- **Exercise goal**: Each line that includes the string "right" counts once; give the total and nothing else.

Items listed in a dataset
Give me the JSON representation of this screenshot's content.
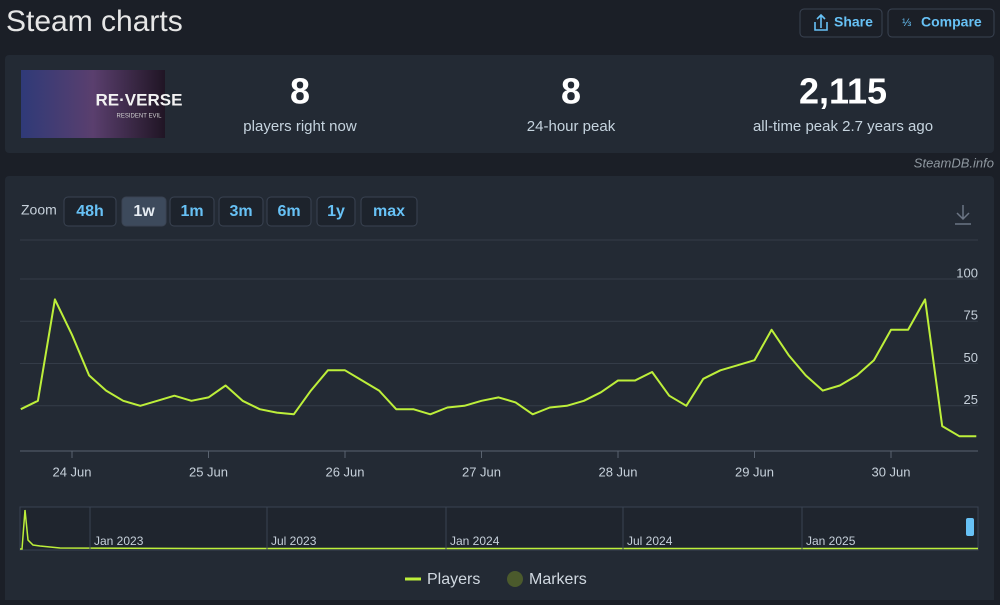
{
  "header": {
    "title": "Steam charts",
    "buttons": [
      "Share",
      "Compare"
    ]
  },
  "game": {
    "logo": "RE·VERSE",
    "sublogo": "RESIDENT EVIL"
  },
  "stats": [
    {
      "value": "8",
      "label": "players right now"
    },
    {
      "value": "8",
      "label": "24-hour peak"
    },
    {
      "value": "2,115",
      "label": "all-time peak 2.7 years ago"
    }
  ],
  "credit": "SteamDB.info",
  "zoom": {
    "label": "Zoom",
    "options": [
      "48h",
      "1w",
      "1m",
      "3m",
      "6m",
      "1y",
      "max"
    ],
    "active": "1w"
  },
  "chart_data": {
    "type": "line",
    "categories": [
      null,
      null,
      null,
      "24 Jun",
      null,
      null,
      null,
      null,
      null,
      null,
      null,
      "25 Jun",
      null,
      null,
      null,
      null,
      null,
      null,
      null,
      "26 Jun",
      null,
      null,
      null,
      null,
      null,
      null,
      null,
      "27 Jun",
      null,
      null,
      null,
      null,
      null,
      null,
      null,
      "28 Jun",
      null,
      null,
      null,
      null,
      null,
      null,
      null,
      "29 Jun",
      null,
      null,
      null,
      null,
      null,
      null,
      null,
      "30 Jun",
      null,
      null,
      null,
      null,
      null
    ],
    "series": [
      {
        "name": "Players",
        "color": "#bdef3a",
        "values": [
          20,
          25,
          85,
          64,
          40,
          31,
          25,
          22,
          25,
          28,
          25,
          27,
          34,
          25,
          20,
          18,
          17,
          31,
          43,
          43,
          37,
          31,
          20,
          20,
          17,
          21,
          22,
          25,
          27,
          24,
          17,
          21,
          22,
          25,
          30,
          37,
          37,
          42,
          28,
          22,
          38,
          43,
          46,
          49,
          67,
          52,
          40,
          31,
          34,
          40,
          49,
          67,
          67,
          85,
          10,
          4,
          4
        ]
      }
    ],
    "markers": {
      "name": "Markers",
      "color": "#4b5a2c"
    },
    "ylim": [
      0,
      100
    ],
    "yticks": [
      25,
      50,
      75,
      100
    ],
    "grid": true,
    "navigator_labels": [
      "Jan 2023",
      "Jul 2023",
      "Jan 2024",
      "Jul 2024",
      "Jan 2025"
    ]
  }
}
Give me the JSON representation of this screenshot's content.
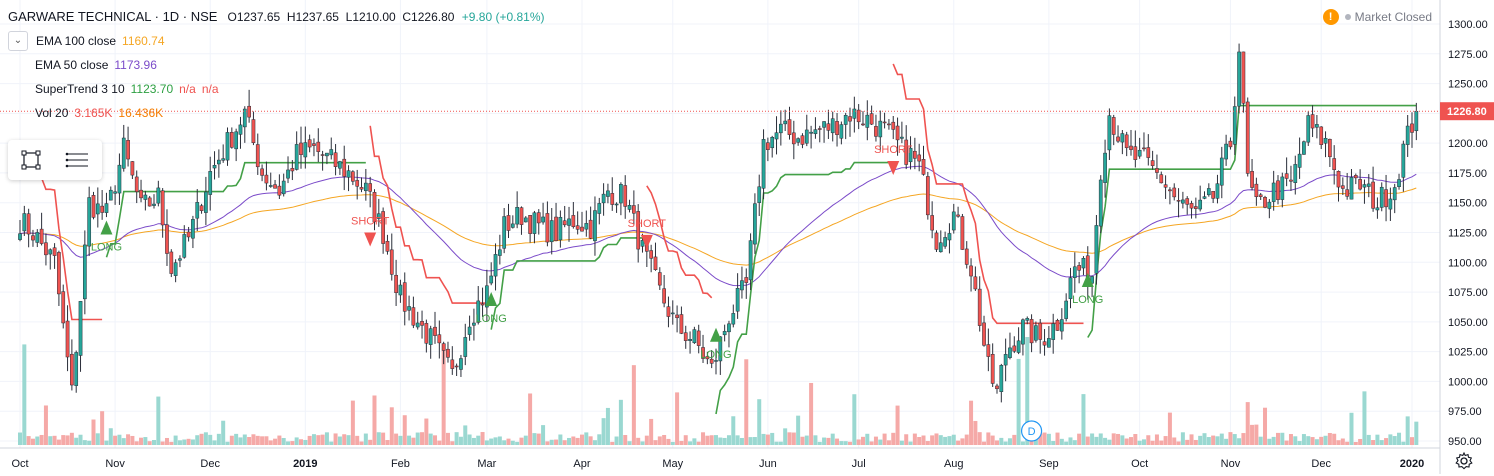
{
  "header": {
    "symbol": "GARWARE TECHNICAL · 1D · NSE",
    "o_label": "O",
    "o": "1237.65",
    "h_label": "H",
    "h": "1237.65",
    "l_label": "L",
    "l": "1210.00",
    "c_label": "C",
    "c": "1226.80",
    "change": "+9.80 (+0.81%)",
    "market_status": "Market Closed"
  },
  "indicators": [
    {
      "name": "EMA 100 close",
      "value": "1160.74",
      "color": "#f5a623"
    },
    {
      "name": "EMA 50 close",
      "value": "1173.96",
      "color": "#7b4bc9"
    },
    {
      "name": "SuperTrend 3 10",
      "value": "1123.70",
      "extra": "n/a",
      "extra2": "n/a",
      "color": "#2ea043",
      "extra_color": "#ef5350"
    },
    {
      "name": "Vol 20",
      "value": "3.165K",
      "extra": "16.436K",
      "color": "#ef5350",
      "extra_color": "#f57c00"
    }
  ],
  "icons": [
    "chevron-down-icon",
    "rectangle-select-icon",
    "list-icon",
    "warning-icon",
    "gear-icon"
  ],
  "colors": {
    "up": "#26a69a",
    "down": "#ef5350",
    "ema100": "#f5a623",
    "ema50": "#7b4bc9",
    "st_up": "#43a047",
    "st_down": "#ef5350",
    "last_price": "#ef5350"
  },
  "chart_data": {
    "type": "candlestick",
    "y_axis": {
      "range": [
        945,
        1305
      ],
      "ticks": [
        950,
        975,
        1000,
        1025,
        1050,
        1075,
        1100,
        1125,
        1150,
        1175,
        1200,
        1225,
        1250,
        1275,
        1300
      ],
      "tick_labels": [
        "950.00",
        "975.00",
        "1000.00",
        "1025.00",
        "1050.00",
        "1075.00",
        "1100.00",
        "1125.00",
        "1150.00",
        "1175.00",
        "1200.00",
        "1225.00",
        "1250.00",
        "1275.00",
        "1300.00"
      ]
    },
    "x_axis": {
      "labels": [
        "Oct",
        "Nov",
        "Dec",
        "2019",
        "Feb",
        "Mar",
        "Apr",
        "May",
        "Jun",
        "Jul",
        "Aug",
        "Sep",
        "Oct",
        "Nov",
        "Dec",
        "2020"
      ],
      "label_index": [
        0,
        22,
        44,
        66,
        88,
        108,
        130,
        151,
        173,
        194,
        216,
        238,
        259,
        280,
        301,
        322
      ]
    },
    "last_price_label": "1226.80",
    "last_price": 1226.8,
    "close_anchors": [
      [
        0,
        1135
      ],
      [
        3,
        1125
      ],
      [
        8,
        1100
      ],
      [
        12,
        990
      ],
      [
        16,
        1150
      ],
      [
        20,
        1140
      ],
      [
        24,
        1195
      ],
      [
        28,
        1145
      ],
      [
        32,
        1155
      ],
      [
        35,
        1095
      ],
      [
        39,
        1120
      ],
      [
        44,
        1175
      ],
      [
        48,
        1200
      ],
      [
        52,
        1225
      ],
      [
        56,
        1175
      ],
      [
        60,
        1160
      ],
      [
        64,
        1190
      ],
      [
        68,
        1195
      ],
      [
        72,
        1185
      ],
      [
        76,
        1175
      ],
      [
        80,
        1160
      ],
      [
        84,
        1125
      ],
      [
        88,
        1070
      ],
      [
        92,
        1050
      ],
      [
        96,
        1030
      ],
      [
        100,
        1005
      ],
      [
        104,
        1055
      ],
      [
        108,
        1075
      ],
      [
        112,
        1130
      ],
      [
        116,
        1140
      ],
      [
        120,
        1130
      ],
      [
        124,
        1125
      ],
      [
        128,
        1135
      ],
      [
        132,
        1130
      ],
      [
        136,
        1160
      ],
      [
        140,
        1155
      ],
      [
        144,
        1110
      ],
      [
        148,
        1075
      ],
      [
        152,
        1045
      ],
      [
        156,
        1035
      ],
      [
        160,
        1010
      ],
      [
        164,
        1055
      ],
      [
        168,
        1080
      ],
      [
        170,
        1140
      ],
      [
        172,
        1200
      ],
      [
        176,
        1210
      ],
      [
        180,
        1205
      ],
      [
        184,
        1210
      ],
      [
        188,
        1215
      ],
      [
        192,
        1225
      ],
      [
        196,
        1220
      ],
      [
        200,
        1210
      ],
      [
        204,
        1195
      ],
      [
        206,
        1190
      ],
      [
        208,
        1180
      ],
      [
        212,
        1120
      ],
      [
        216,
        1140
      ],
      [
        220,
        1095
      ],
      [
        224,
        1010
      ],
      [
        226,
        990
      ],
      [
        228,
        1025
      ],
      [
        232,
        1045
      ],
      [
        236,
        1035
      ],
      [
        240,
        1050
      ],
      [
        244,
        1095
      ],
      [
        248,
        1090
      ],
      [
        250,
        1180
      ],
      [
        252,
        1225
      ],
      [
        256,
        1190
      ],
      [
        260,
        1185
      ],
      [
        264,
        1170
      ],
      [
        268,
        1150
      ],
      [
        272,
        1140
      ],
      [
        276,
        1155
      ],
      [
        280,
        1200
      ],
      [
        282,
        1280
      ],
      [
        284,
        1170
      ],
      [
        286,
        1145
      ],
      [
        290,
        1160
      ],
      [
        294,
        1165
      ],
      [
        298,
        1215
      ],
      [
        302,
        1200
      ],
      [
        306,
        1160
      ],
      [
        310,
        1165
      ],
      [
        314,
        1150
      ],
      [
        318,
        1165
      ],
      [
        320,
        1195
      ],
      [
        323,
        1226.8
      ]
    ],
    "supertrend_markers": [
      {
        "type": "LONG",
        "index": 20,
        "price": 1130
      },
      {
        "type": "SHORT",
        "index": 81,
        "price": 1120
      },
      {
        "type": "LONG",
        "index": 109,
        "price": 1070
      },
      {
        "type": "SHORT",
        "index": 145,
        "price": 1118
      },
      {
        "type": "LONG",
        "index": 161,
        "price": 1040
      },
      {
        "type": "SHORT",
        "index": 202,
        "price": 1180
      },
      {
        "type": "LONG",
        "index": 247,
        "price": 1086
      }
    ],
    "event_badge": {
      "label": "D",
      "index": 234
    }
  }
}
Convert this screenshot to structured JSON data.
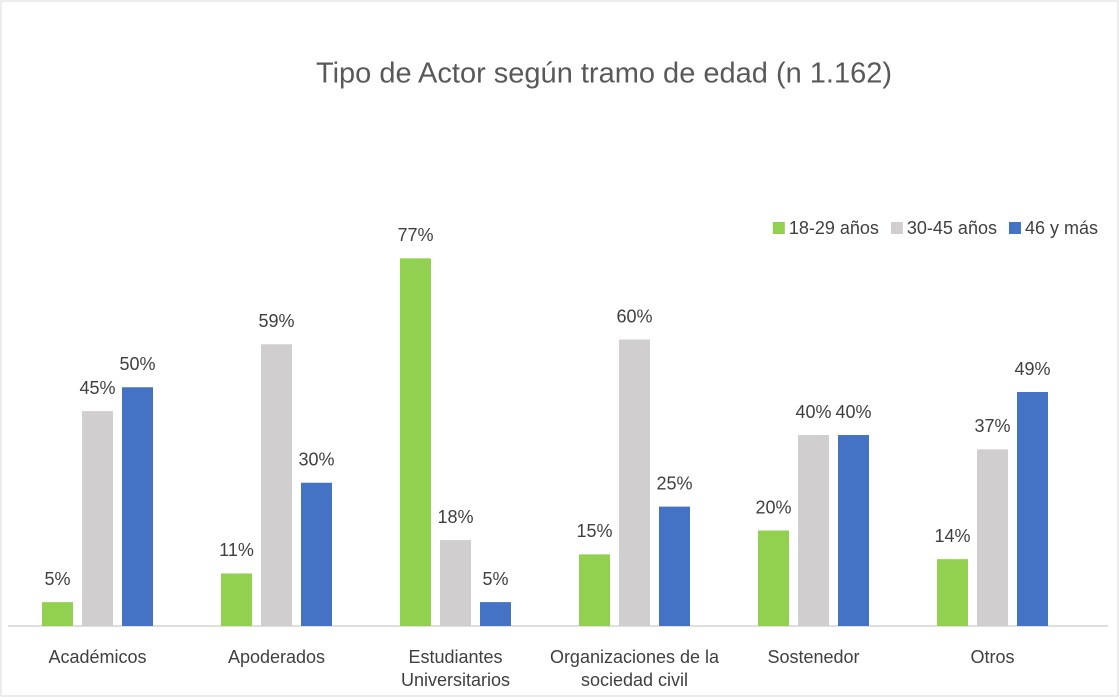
{
  "chart_data": {
    "type": "bar",
    "title": "Tipo de Actor según tramo de edad (n 1.162)",
    "categories": [
      "Académicos",
      "Apoderados",
      "Estudiantes Universitarios",
      "Organizaciones de la sociedad civil",
      "Sostenedor",
      "Otros"
    ],
    "series": [
      {
        "name": "18-29 años",
        "color": "#92d050",
        "values": [
          5,
          11,
          77,
          15,
          20,
          14
        ],
        "value_labels": [
          "5%",
          "11%",
          "77%",
          "15%",
          "20%",
          "14%"
        ]
      },
      {
        "name": "30-45 años",
        "color": "#d0cece",
        "values": [
          45,
          59,
          18,
          60,
          40,
          37
        ],
        "value_labels": [
          "45%",
          "59%",
          "18%",
          "60%",
          "40%",
          "37%"
        ]
      },
      {
        "name": "46 y más",
        "color": "#4472c4",
        "values": [
          50,
          30,
          5,
          25,
          40,
          49
        ],
        "value_labels": [
          "50%",
          "30%",
          "5%",
          "25%",
          "40%",
          "49%"
        ]
      }
    ],
    "ylim": [
      0,
      80
    ],
    "legend": "top-right"
  }
}
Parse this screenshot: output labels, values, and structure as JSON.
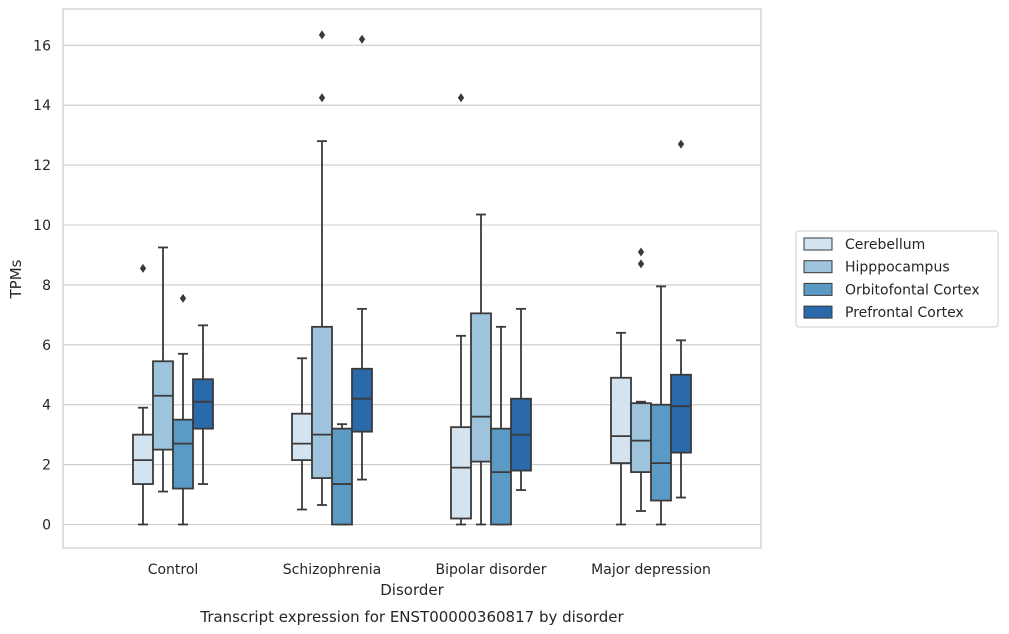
{
  "chart_data": {
    "type": "boxplot",
    "caption": "Transcript expression for ENST00000360817 by disorder",
    "xlabel": "Disorder",
    "ylabel": "TPMs",
    "ylim": [
      -0.8,
      17.2
    ],
    "yticks": [
      0,
      2,
      4,
      6,
      8,
      10,
      12,
      14,
      16
    ],
    "grid": true,
    "legend_position": "right",
    "categories": [
      "Control",
      "Schizophrenia",
      "Bipolar disorder",
      "Major depression"
    ],
    "series": [
      {
        "name": "Cerebellum",
        "color": "#d4e3f0",
        "boxes": [
          {
            "whislo": 0.0,
            "q1": 1.35,
            "med": 2.15,
            "q3": 3.0,
            "whishi": 3.9,
            "fliers": [
              8.55
            ]
          },
          {
            "whislo": 0.5,
            "q1": 2.15,
            "med": 2.7,
            "q3": 3.7,
            "whishi": 5.55,
            "fliers": []
          },
          {
            "whislo": 0.0,
            "q1": 0.2,
            "med": 1.9,
            "q3": 3.25,
            "whishi": 6.3,
            "fliers": [
              14.25
            ]
          },
          {
            "whislo": 0.0,
            "q1": 2.05,
            "med": 2.95,
            "q3": 4.9,
            "whishi": 6.4,
            "fliers": []
          }
        ]
      },
      {
        "name": "Hipppocampus",
        "color": "#9ec3dc",
        "boxes": [
          {
            "whislo": 1.1,
            "q1": 2.5,
            "med": 4.3,
            "q3": 5.45,
            "whishi": 9.25,
            "fliers": []
          },
          {
            "whislo": 0.65,
            "q1": 1.55,
            "med": 3.0,
            "q3": 6.6,
            "whishi": 12.8,
            "fliers": [
              14.25,
              16.35
            ]
          },
          {
            "whislo": 0.0,
            "q1": 2.1,
            "med": 3.6,
            "q3": 7.05,
            "whishi": 10.35,
            "fliers": []
          },
          {
            "whislo": 0.45,
            "q1": 1.75,
            "med": 2.8,
            "q3": 4.05,
            "whishi": 4.1,
            "fliers": [
              8.7,
              9.1
            ]
          }
        ]
      },
      {
        "name": "Orbitofontal Cortex",
        "color": "#5b9ac4",
        "boxes": [
          {
            "whislo": 0.0,
            "q1": 1.2,
            "med": 2.7,
            "q3": 3.5,
            "whishi": 5.7,
            "fliers": [
              7.55
            ]
          },
          {
            "whislo": 0.0,
            "q1": 0.0,
            "med": 1.35,
            "q3": 3.2,
            "whishi": 3.35,
            "fliers": []
          },
          {
            "whislo": 0.0,
            "q1": 0.0,
            "med": 1.75,
            "q3": 3.2,
            "whishi": 6.6,
            "fliers": []
          },
          {
            "whislo": 0.0,
            "q1": 0.8,
            "med": 2.05,
            "q3": 4.0,
            "whishi": 7.95,
            "fliers": []
          }
        ]
      },
      {
        "name": "Prefrontal Cortex",
        "color": "#2a69aa",
        "boxes": [
          {
            "whislo": 1.35,
            "q1": 3.2,
            "med": 4.1,
            "q3": 4.85,
            "whishi": 6.65,
            "fliers": []
          },
          {
            "whislo": 1.5,
            "q1": 3.1,
            "med": 4.2,
            "q3": 5.2,
            "whishi": 7.2,
            "fliers": [
              16.2
            ]
          },
          {
            "whislo": 1.15,
            "q1": 1.8,
            "med": 3.0,
            "q3": 4.2,
            "whishi": 7.2,
            "fliers": []
          },
          {
            "whislo": 0.9,
            "q1": 2.4,
            "med": 3.95,
            "q3": 5.0,
            "whishi": 6.15,
            "fliers": [
              12.7
            ]
          }
        ]
      }
    ]
  }
}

- **The solution**: 3